* **Available data**
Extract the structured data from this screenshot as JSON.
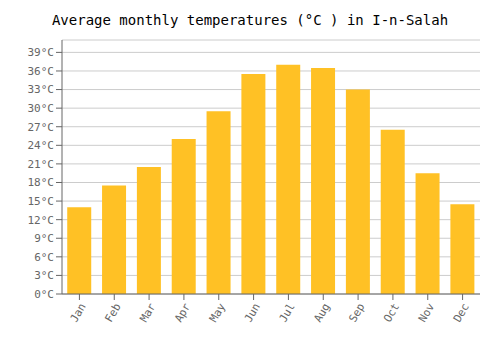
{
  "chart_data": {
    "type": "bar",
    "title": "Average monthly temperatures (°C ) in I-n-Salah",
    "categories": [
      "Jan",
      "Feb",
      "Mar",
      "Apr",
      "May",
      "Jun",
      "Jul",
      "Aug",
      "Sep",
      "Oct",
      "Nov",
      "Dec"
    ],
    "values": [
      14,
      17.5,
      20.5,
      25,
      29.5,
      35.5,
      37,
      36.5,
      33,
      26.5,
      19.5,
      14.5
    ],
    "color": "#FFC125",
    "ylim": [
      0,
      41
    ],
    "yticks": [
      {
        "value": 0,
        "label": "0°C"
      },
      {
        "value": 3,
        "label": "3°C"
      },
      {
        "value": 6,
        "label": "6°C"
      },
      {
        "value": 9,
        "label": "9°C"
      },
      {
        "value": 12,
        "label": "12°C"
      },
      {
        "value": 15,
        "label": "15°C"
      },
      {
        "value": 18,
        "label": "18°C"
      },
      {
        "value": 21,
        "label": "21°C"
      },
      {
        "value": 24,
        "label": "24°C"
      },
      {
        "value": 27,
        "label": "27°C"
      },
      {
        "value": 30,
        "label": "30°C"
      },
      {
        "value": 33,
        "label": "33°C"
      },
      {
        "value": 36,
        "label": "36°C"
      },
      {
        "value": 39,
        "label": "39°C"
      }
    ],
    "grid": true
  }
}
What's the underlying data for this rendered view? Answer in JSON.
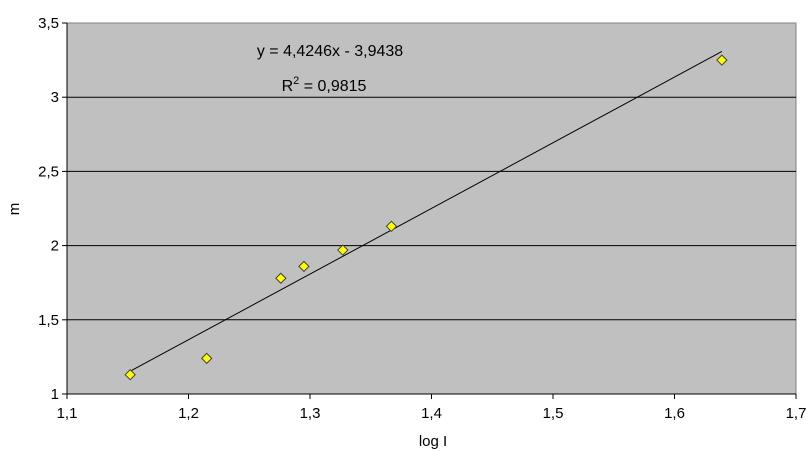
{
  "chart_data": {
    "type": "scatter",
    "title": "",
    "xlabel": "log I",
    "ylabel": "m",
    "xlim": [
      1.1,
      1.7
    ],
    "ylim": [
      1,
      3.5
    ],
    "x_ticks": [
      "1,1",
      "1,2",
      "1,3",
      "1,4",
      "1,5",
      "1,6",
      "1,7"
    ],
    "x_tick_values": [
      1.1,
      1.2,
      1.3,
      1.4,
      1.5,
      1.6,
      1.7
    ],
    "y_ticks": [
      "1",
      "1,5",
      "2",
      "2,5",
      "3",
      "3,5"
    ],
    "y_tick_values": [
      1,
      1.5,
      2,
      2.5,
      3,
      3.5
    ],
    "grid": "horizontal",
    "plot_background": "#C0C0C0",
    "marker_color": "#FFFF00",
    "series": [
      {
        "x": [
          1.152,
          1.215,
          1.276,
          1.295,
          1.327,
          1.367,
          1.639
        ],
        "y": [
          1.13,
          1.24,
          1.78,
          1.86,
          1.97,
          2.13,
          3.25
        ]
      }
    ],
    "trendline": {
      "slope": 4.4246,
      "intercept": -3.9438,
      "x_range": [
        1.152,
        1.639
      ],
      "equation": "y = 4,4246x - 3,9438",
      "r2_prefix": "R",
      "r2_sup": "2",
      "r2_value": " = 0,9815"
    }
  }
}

* * *

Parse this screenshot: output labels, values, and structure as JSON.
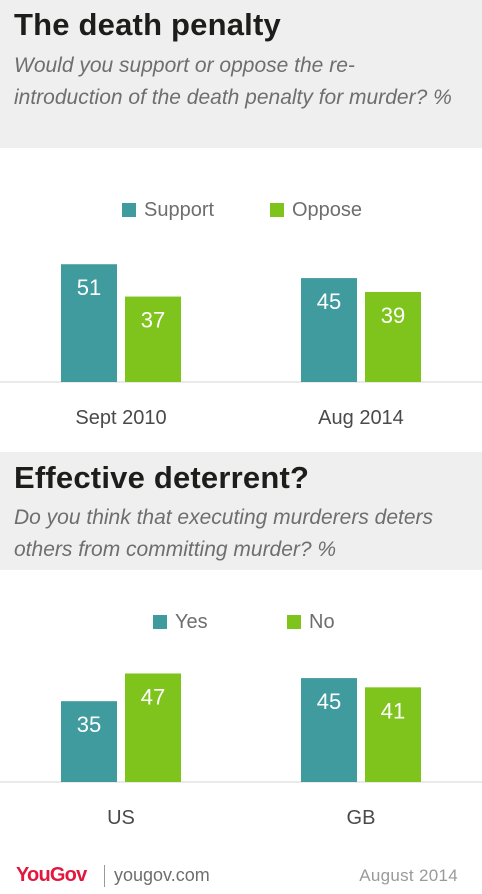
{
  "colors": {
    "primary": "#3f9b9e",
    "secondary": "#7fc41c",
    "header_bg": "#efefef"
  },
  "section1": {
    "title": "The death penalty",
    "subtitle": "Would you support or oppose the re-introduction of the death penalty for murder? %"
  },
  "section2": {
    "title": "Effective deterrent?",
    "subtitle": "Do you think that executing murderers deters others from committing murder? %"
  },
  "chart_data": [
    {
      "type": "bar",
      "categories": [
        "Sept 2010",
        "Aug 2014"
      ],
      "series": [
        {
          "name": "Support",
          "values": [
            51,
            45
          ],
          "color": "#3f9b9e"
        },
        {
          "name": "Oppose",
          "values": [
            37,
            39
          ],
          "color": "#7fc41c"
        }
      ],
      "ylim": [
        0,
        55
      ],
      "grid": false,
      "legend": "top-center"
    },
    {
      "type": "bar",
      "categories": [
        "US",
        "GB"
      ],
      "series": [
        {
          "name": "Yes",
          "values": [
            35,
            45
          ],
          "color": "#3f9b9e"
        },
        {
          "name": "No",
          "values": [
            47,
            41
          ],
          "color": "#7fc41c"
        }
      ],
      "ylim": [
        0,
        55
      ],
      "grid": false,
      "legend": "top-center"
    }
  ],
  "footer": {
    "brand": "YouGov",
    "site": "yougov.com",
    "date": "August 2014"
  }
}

* **Set problem**
From the records above, pull out every line containing the word "JSON".

* **Exercise output**
Extract the structured data from this screenshot as JSON.
What's the underlying data for this rendered view? Answer in JSON.
Parse this screenshot: output labels, values, and structure as JSON.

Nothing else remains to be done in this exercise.